Reproduce the listing below exactly, minus its pictures.

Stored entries
####

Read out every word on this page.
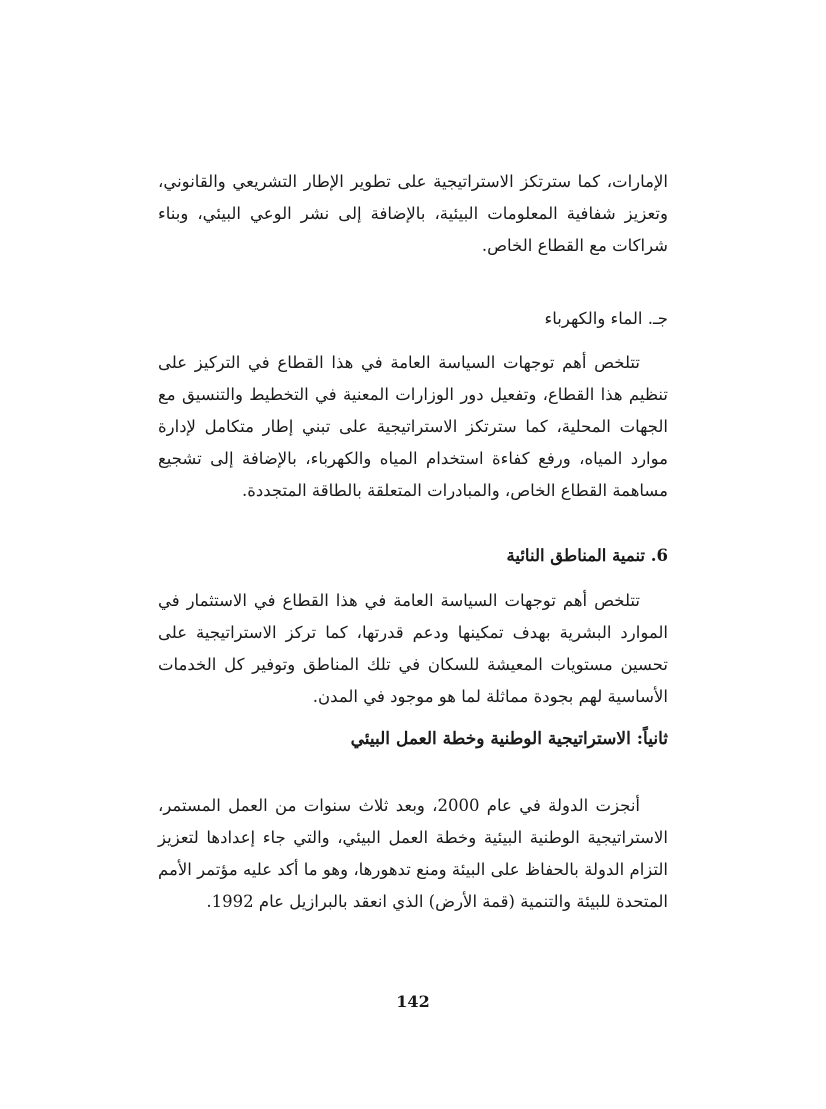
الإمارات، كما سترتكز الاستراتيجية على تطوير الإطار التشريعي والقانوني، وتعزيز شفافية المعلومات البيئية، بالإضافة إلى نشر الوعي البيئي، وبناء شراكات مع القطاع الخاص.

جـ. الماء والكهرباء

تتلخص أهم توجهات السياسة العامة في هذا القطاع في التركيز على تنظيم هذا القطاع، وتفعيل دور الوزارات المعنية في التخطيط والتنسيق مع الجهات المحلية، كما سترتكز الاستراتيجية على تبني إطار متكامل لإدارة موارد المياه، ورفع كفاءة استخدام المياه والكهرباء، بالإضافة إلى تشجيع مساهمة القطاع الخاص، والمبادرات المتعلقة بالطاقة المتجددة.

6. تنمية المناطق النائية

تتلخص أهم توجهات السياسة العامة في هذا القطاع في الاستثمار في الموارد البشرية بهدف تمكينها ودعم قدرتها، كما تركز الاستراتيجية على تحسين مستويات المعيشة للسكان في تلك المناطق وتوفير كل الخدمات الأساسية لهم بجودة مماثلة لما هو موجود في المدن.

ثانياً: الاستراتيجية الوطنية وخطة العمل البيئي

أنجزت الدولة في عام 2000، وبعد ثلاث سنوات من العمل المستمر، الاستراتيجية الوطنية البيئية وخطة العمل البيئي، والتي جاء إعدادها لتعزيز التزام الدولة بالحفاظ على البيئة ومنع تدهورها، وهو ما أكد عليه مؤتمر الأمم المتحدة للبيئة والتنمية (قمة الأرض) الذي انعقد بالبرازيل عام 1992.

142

####

WRITTEN ANSWER ▸
Read out every word on this page.
الإمارات، كما سترتكز الاستراتيجية على تطوير الإطار التشريعي والقانوني، وتعزيز شفافية المعلومات البيئية، بالإضافة إلى نشر الوعي البيئي، وبناء شراكات مع القطاع الخاص.

جـ. الماء والكهرباء

تتلخص أهم توجهات السياسة العامة في هذا القطاع في التركيز على تنظيم هذا القطاع، وتفعيل دور الوزارات المعنية في التخطيط والتنسيق مع الجهات المحلية، كما سترتكز الاستراتيجية على تبني إطار متكامل لإدارة موارد المياه، ورفع كفاءة استخدام المياه والكهرباء، بالإضافة إلى تشجيع مساهمة القطاع الخاص، والمبادرات المتعلقة بالطاقة المتجددة.

6. تنمية المناطق النائية

تتلخص أهم توجهات السياسة العامة في هذا القطاع في الاستثمار في الموارد البشرية بهدف تمكينها ودعم قدرتها، كما تركز الاستراتيجية على تحسين مستويات المعيشة للسكان في تلك المناطق وتوفير كل الخدمات الأساسية لهم بجودة مماثلة لما هو موجود في المدن.

ثانياً: الاستراتيجية الوطنية وخطة العمل البيئي

أنجزت الدولة في عام 2000، وبعد ثلاث سنوات من العمل المستمر، الاستراتيجية الوطنية البيئية وخطة العمل البيئي، والتي جاء إعدادها لتعزيز التزام الدولة بالحفاظ على البيئة ومنع تدهورها، وهو ما أكد عليه مؤتمر الأمم المتحدة للبيئة والتنمية (قمة الأرض) الذي انعقد بالبرازيل عام 1992.

142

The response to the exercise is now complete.